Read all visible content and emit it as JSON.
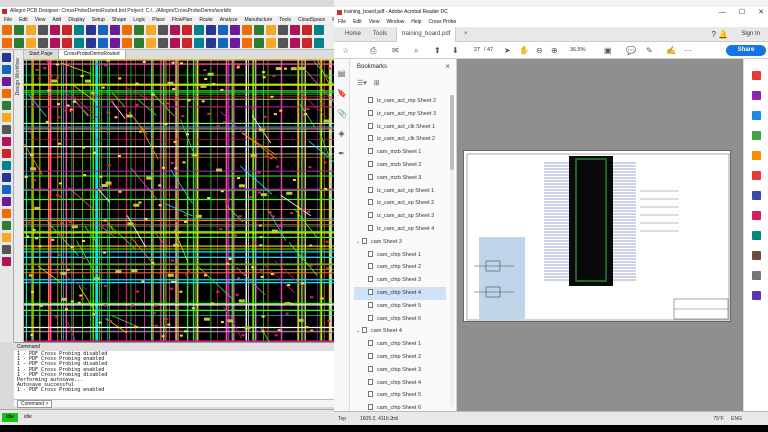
{
  "left_app": {
    "title": "Allegro PCB Designer: CrossProbeDemoRouted.brd  Project: C:/.../Allegro/CrossProbeDemo/worklib",
    "menu": [
      "File",
      "Edit",
      "View",
      "Add",
      "Display",
      "Setup",
      "Shape",
      "Logic",
      "Place",
      "FlowPlan",
      "Route",
      "Analyze",
      "Manufacture",
      "Tools",
      "CloudSpace",
      "RDM",
      "Help"
    ],
    "side_panel_label": "Design Workflow",
    "tabs": [
      "Start Page",
      "CrossProbeDemoRouted"
    ],
    "command_header": "Command",
    "command_log": [
      "1 - PDF Cross Probing disabled",
      "1 - PDF Cross Probing enabled",
      "1 - PDF Cross Probing disabled",
      "1 - PDF Cross Probing enabled",
      "1 - PDF Cross Probing disabled",
      "Performing autosave...",
      "Autosave successful",
      "1 - PDF Cross Probing enabled"
    ],
    "command_input_label": "Command >",
    "status": {
      "state": "Idle",
      "command": "idle"
    }
  },
  "right_app": {
    "title": "training_board.pdf - Adobe Acrobat Reader DC",
    "window_controls": [
      "—",
      "☐",
      "✕"
    ],
    "menu": [
      "File",
      "Edit",
      "View",
      "Window",
      "Help",
      "Cross Probe"
    ],
    "tabs": {
      "home": "Home",
      "tools": "Tools",
      "document": "training_board.pdf"
    },
    "sign_in": "Sign In",
    "toolbar": {
      "page_current": "27",
      "page_total": "/ 47",
      "zoom": "36.5%",
      "share_label": "Share"
    },
    "bookmarks": {
      "heading": "Bookmarks",
      "items": [
        {
          "label": "iz_cam_act_mp Sheet 2",
          "level": 2,
          "expanded": null,
          "selected": false
        },
        {
          "label": "iz_cam_act_mp Sheet 3",
          "level": 2,
          "expanded": null,
          "selected": false
        },
        {
          "label": "iz_cam_act_clk Sheet 1",
          "level": 2,
          "expanded": null,
          "selected": false
        },
        {
          "label": "iz_cam_act_clk Sheet 2",
          "level": 2,
          "expanded": null,
          "selected": false
        },
        {
          "label": "cam_mzb Sheet 1",
          "level": 2,
          "expanded": null,
          "selected": false
        },
        {
          "label": "cam_mzb Sheet 2",
          "level": 2,
          "expanded": null,
          "selected": false
        },
        {
          "label": "cam_mzb Sheet 3",
          "level": 2,
          "expanded": null,
          "selected": false
        },
        {
          "label": "iz_cam_act_sp Sheet 1",
          "level": 2,
          "expanded": null,
          "selected": false
        },
        {
          "label": "iz_cam_act_sp Sheet 2",
          "level": 2,
          "expanded": null,
          "selected": false
        },
        {
          "label": "iz_cam_act_sp Sheet 3",
          "level": 2,
          "expanded": null,
          "selected": false
        },
        {
          "label": "iz_cam_act_sp Sheet 4",
          "level": 2,
          "expanded": null,
          "selected": false
        },
        {
          "label": "cam Sheet 3",
          "level": 1,
          "expanded": true,
          "selected": false
        },
        {
          "label": "cam_chip Sheet 1",
          "level": 2,
          "expanded": null,
          "selected": false
        },
        {
          "label": "cam_chip Sheet 2",
          "level": 2,
          "expanded": null,
          "selected": false
        },
        {
          "label": "cam_chip Sheet 3",
          "level": 2,
          "expanded": null,
          "selected": false
        },
        {
          "label": "cam_chip Sheet 4",
          "level": 2,
          "expanded": null,
          "selected": true
        },
        {
          "label": "cam_chip Sheet 5",
          "level": 2,
          "expanded": null,
          "selected": false
        },
        {
          "label": "cam_chip Sheet 6",
          "level": 2,
          "expanded": null,
          "selected": false
        },
        {
          "label": "cam Sheet 4",
          "level": 1,
          "expanded": true,
          "selected": false
        },
        {
          "label": "cam_chip Sheet 1",
          "level": 2,
          "expanded": null,
          "selected": false
        },
        {
          "label": "cam_chip Sheet 2",
          "level": 2,
          "expanded": null,
          "selected": false
        },
        {
          "label": "cam_chip Sheet 3",
          "level": 2,
          "expanded": null,
          "selected": false
        },
        {
          "label": "cam_chip Sheet 4",
          "level": 2,
          "expanded": null,
          "selected": false
        },
        {
          "label": "cam_chip Sheet 5",
          "level": 2,
          "expanded": null,
          "selected": false
        },
        {
          "label": "cam_chip Sheet 6",
          "level": 2,
          "expanded": null,
          "selected": false
        }
      ]
    },
    "status_bar": {
      "layer": "Top",
      "coords": "1605.2, 4116.2",
      "unit": "mil"
    }
  },
  "taskbar_tray": {
    "weather": "75°F",
    "lang": "ENG"
  }
}
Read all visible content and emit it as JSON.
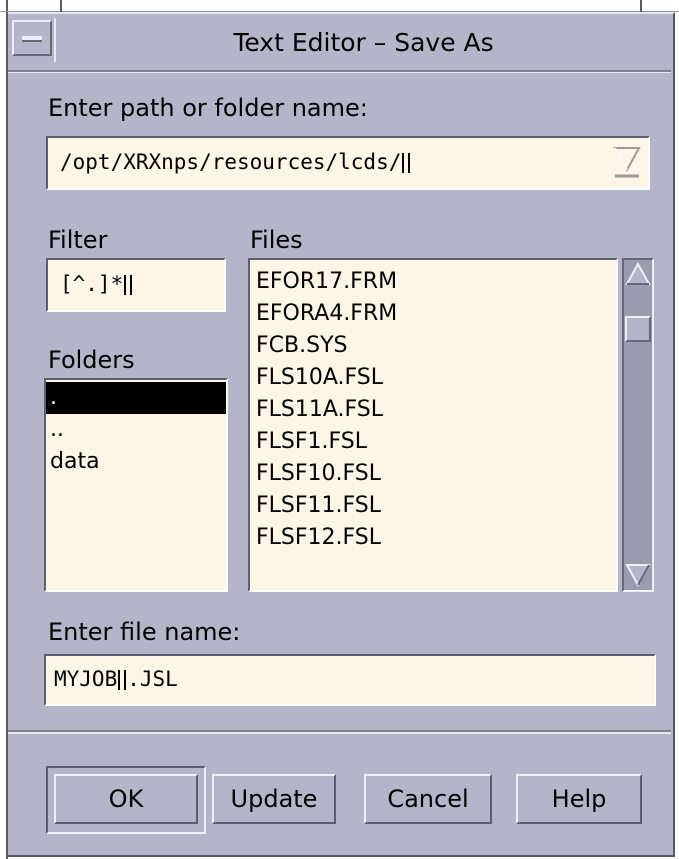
{
  "window": {
    "title": "Text Editor – Save As"
  },
  "path": {
    "label": "Enter path or folder name:",
    "value": "/opt/XRXnps/resources/lcds/"
  },
  "filter": {
    "label": "Filter",
    "value": "[^.]*"
  },
  "files": {
    "label": "Files",
    "items": [
      "EFOR17.FRM",
      "EFORA4.FRM",
      "FCB.SYS",
      "FLS10A.FSL",
      "FLS11A.FSL",
      "FLSF1.FSL",
      "FLSF10.FSL",
      "FLSF11.FSL",
      "FLSF12.FSL"
    ]
  },
  "folders": {
    "label": "Folders",
    "items": [
      ".",
      "..",
      "data"
    ],
    "selected_index": 0
  },
  "filename": {
    "label": "Enter file name:",
    "value_before_cursor": "MYJOB",
    "value_after_cursor": ".JSL"
  },
  "buttons": {
    "ok": "OK",
    "update": "Update",
    "cancel": "Cancel",
    "help": "Help"
  },
  "colors": {
    "dialog_bg": "#b4b5c8",
    "field_bg": "#fdf6e6",
    "selection_bg": "#000000"
  }
}
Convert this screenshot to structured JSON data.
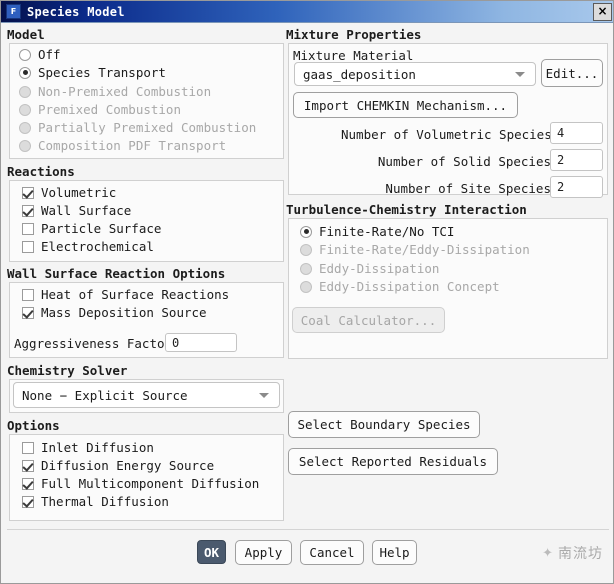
{
  "window": {
    "title": "Species Model",
    "icon": "fluent-app-icon",
    "close_label": "×"
  },
  "left": {
    "model": {
      "title": "Model",
      "options": [
        {
          "label": "Off",
          "selected": false,
          "disabled": false
        },
        {
          "label": "Species Transport",
          "selected": true,
          "disabled": false
        },
        {
          "label": "Non-Premixed Combustion",
          "selected": false,
          "disabled": true
        },
        {
          "label": "Premixed Combustion",
          "selected": false,
          "disabled": true
        },
        {
          "label": "Partially Premixed Combustion",
          "selected": false,
          "disabled": true
        },
        {
          "label": "Composition PDF Transport",
          "selected": false,
          "disabled": true
        }
      ]
    },
    "reactions": {
      "title": "Reactions",
      "options": [
        {
          "label": "Volumetric",
          "checked": true
        },
        {
          "label": "Wall Surface",
          "checked": true
        },
        {
          "label": "Particle Surface",
          "checked": false
        },
        {
          "label": "Electrochemical",
          "checked": false
        }
      ]
    },
    "wall_surface": {
      "title": "Wall Surface Reaction Options",
      "options": [
        {
          "label": "Heat of Surface Reactions",
          "checked": false
        },
        {
          "label": "Mass Deposition Source",
          "checked": true
        }
      ],
      "aggressiveness_label": "Aggressiveness Factor",
      "aggressiveness_value": "0"
    },
    "chemistry_solver": {
      "title": "Chemistry Solver",
      "selected": "None − Explicit Source"
    },
    "options": {
      "title": "Options",
      "items": [
        {
          "label": "Inlet Diffusion",
          "checked": false
        },
        {
          "label": "Diffusion Energy Source",
          "checked": true
        },
        {
          "label": "Full Multicomponent Diffusion",
          "checked": true
        },
        {
          "label": "Thermal Diffusion",
          "checked": true
        }
      ]
    }
  },
  "right": {
    "mixture_properties": {
      "title": "Mixture Properties",
      "mixture_material_label": "Mixture Material",
      "mixture_material_value": "gaas_deposition",
      "edit_button": "Edit...",
      "import_button": "Import CHEMKIN Mechanism...",
      "counts": [
        {
          "label": "Number of Volumetric Species",
          "value": "4"
        },
        {
          "label": "Number of Solid Species",
          "value": "2"
        },
        {
          "label": "Number of Site Species",
          "value": "2"
        }
      ]
    },
    "tci": {
      "title": "Turbulence-Chemistry Interaction",
      "options": [
        {
          "label": "Finite-Rate/No TCI",
          "selected": true,
          "disabled": false
        },
        {
          "label": "Finite-Rate/Eddy-Dissipation",
          "selected": false,
          "disabled": true
        },
        {
          "label": "Eddy-Dissipation",
          "selected": false,
          "disabled": true
        },
        {
          "label": "Eddy-Dissipation Concept",
          "selected": false,
          "disabled": true
        }
      ],
      "coal_calculator_button": "Coal Calculator..."
    },
    "actions": {
      "select_boundary_species": "Select Boundary Species",
      "select_reported_residuals": "Select Reported Residuals"
    }
  },
  "footer": {
    "ok": "OK",
    "apply": "Apply",
    "cancel": "Cancel",
    "help": "Help",
    "watermark": "南流坊"
  }
}
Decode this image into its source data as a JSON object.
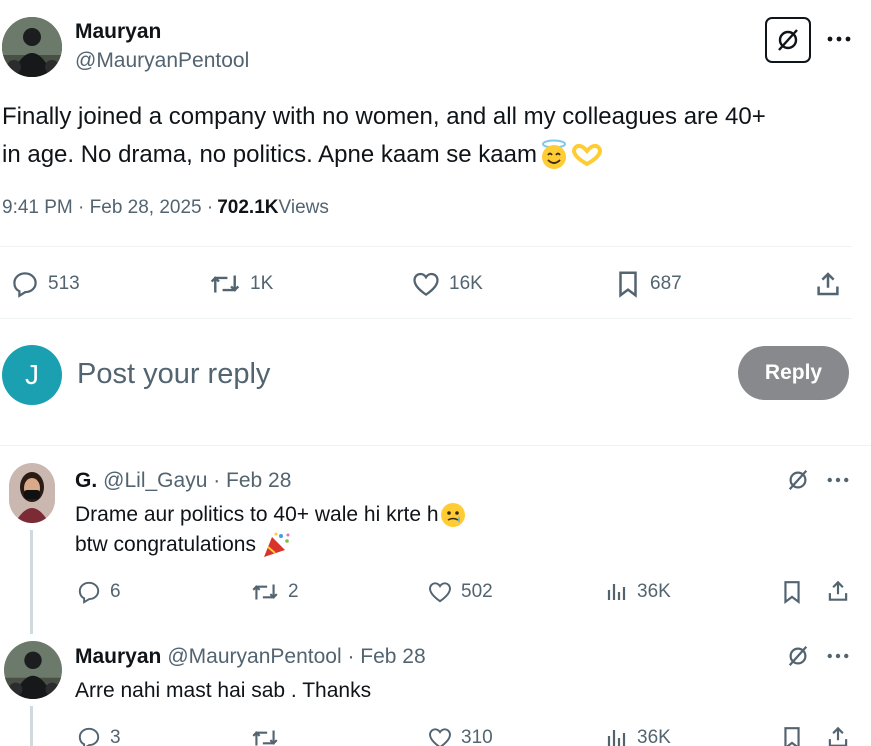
{
  "tweet": {
    "author_name": "Mauryan",
    "author_handle": "@MauryanPentool",
    "text_line1": "Finally joined a company with no women, and all my colleagues are 40+",
    "text_line2": "in age. No drama, no politics. Apne kaam se kaam",
    "emoji_1": "halo-smile-emoji",
    "emoji_2": "heart-hands-emoji",
    "time": "9:41 PM · Feb 28, 2025 · ",
    "views_count": "702.1K",
    "views_label": " Views",
    "stats": {
      "replies": "513",
      "reposts": "1K",
      "likes": "16K",
      "bookmarks": "687"
    }
  },
  "composer": {
    "avatar_letter": "J",
    "placeholder": "Post your reply",
    "button_label": "Reply",
    "avatar_color": "#1d9bf0"
  },
  "replies": [
    {
      "name": "G.",
      "handle_date": "@Lil_Gayu · Feb 28",
      "line1": "Drame aur politics to 40+ wale hi krte h",
      "line2": "btw congratulations",
      "replies": "6",
      "reposts": "2",
      "likes": "502",
      "views": "36K"
    },
    {
      "name": "Mauryan",
      "handle_date": "@MauryanPentool · Feb 28",
      "line1": "Arre nahi mast hai sab . Thanks",
      "replies": "3",
      "reposts": "",
      "likes": "310",
      "views": "36K"
    }
  ],
  "colors": {
    "text": "#0f1419",
    "muted": "#536471",
    "reply_button": "#87898c",
    "divider": "#eff3f4"
  }
}
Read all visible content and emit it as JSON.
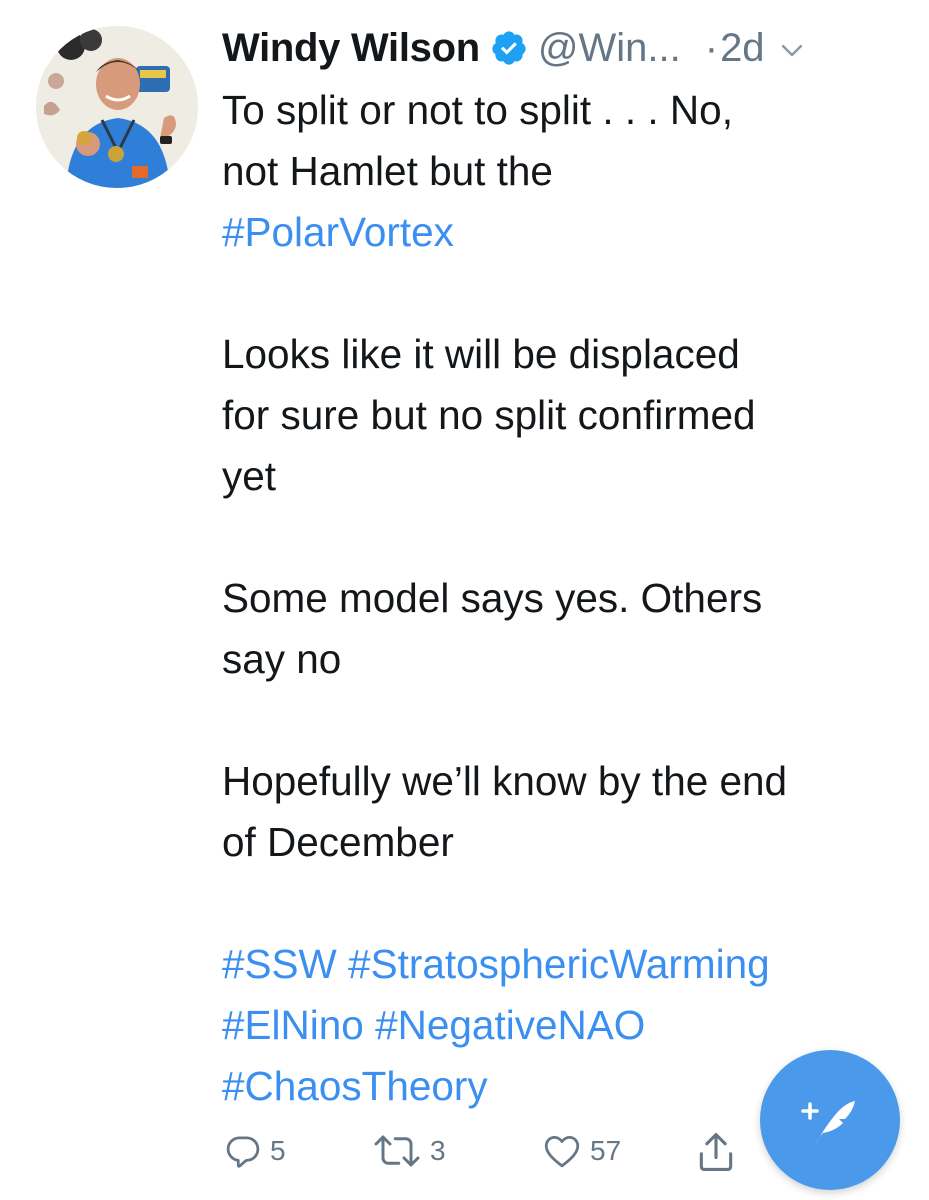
{
  "tweet": {
    "author": {
      "name": "Windy Wilson",
      "handle": "@Win...",
      "verified": true
    },
    "timestamp_separator": "·",
    "timestamp": "2d",
    "paragraphs": [
      {
        "lines": [
          [
            {
              "text": "To split or not to split . . . No,",
              "tag": false
            }
          ],
          [
            {
              "text": "not Hamlet but the",
              "tag": false
            }
          ],
          [
            {
              "text": "#PolarVortex",
              "tag": true
            }
          ]
        ]
      },
      {
        "lines": [
          [
            {
              "text": "Looks like it will be displaced",
              "tag": false
            }
          ],
          [
            {
              "text": "for sure but no split confirmed",
              "tag": false
            }
          ],
          [
            {
              "text": "yet",
              "tag": false
            }
          ]
        ]
      },
      {
        "lines": [
          [
            {
              "text": "Some model says yes. Others",
              "tag": false
            }
          ],
          [
            {
              "text": "say no",
              "tag": false
            }
          ]
        ]
      },
      {
        "lines": [
          [
            {
              "text": "Hopefully we’ll know by the end",
              "tag": false
            }
          ],
          [
            {
              "text": "of December",
              "tag": false
            }
          ]
        ]
      },
      {
        "lines": [
          [
            {
              "text": "#SSW",
              "tag": true
            },
            {
              "text": " ",
              "tag": false
            },
            {
              "text": "#StratosphericWarming",
              "tag": true
            }
          ],
          [
            {
              "text": "#ElNino",
              "tag": true
            },
            {
              "text": " ",
              "tag": false
            },
            {
              "text": "#NegativeNAO",
              "tag": true
            }
          ],
          [
            {
              "text": "#ChaosTheory",
              "tag": true
            }
          ]
        ]
      }
    ],
    "actions": {
      "reply": {
        "icon": "reply-icon",
        "count": "5"
      },
      "retweet": {
        "icon": "retweet-icon",
        "count": "3"
      },
      "like": {
        "icon": "heart-icon",
        "count": "57"
      },
      "share": {
        "icon": "share-icon",
        "count": ""
      }
    }
  },
  "compose_button": {
    "icon": "compose-feather-icon"
  },
  "colors": {
    "text": "#14171a",
    "secondary": "#657786",
    "hashtag": "#3a8ff0",
    "verified": "#1da1f2",
    "fab": "#4a99ea"
  }
}
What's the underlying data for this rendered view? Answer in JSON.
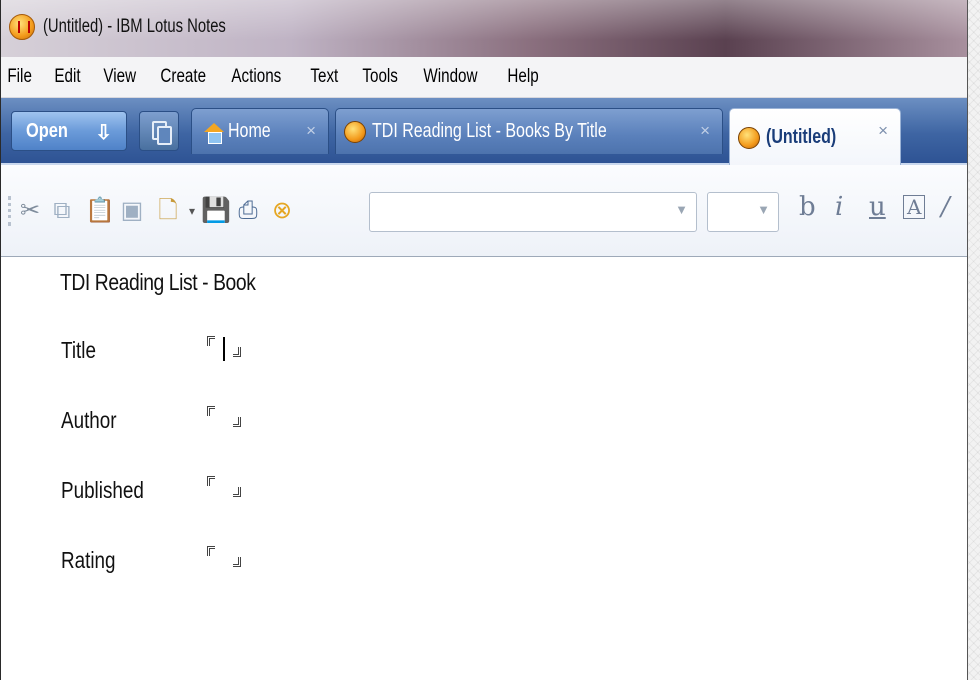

=-=-=

• **PROBLEM STATEMENT**: Look for the word "path" and return every line where it occurs.

• **EXERCISE RESPONSE**:
  "path": {
    "label": "Enter path or folder name:",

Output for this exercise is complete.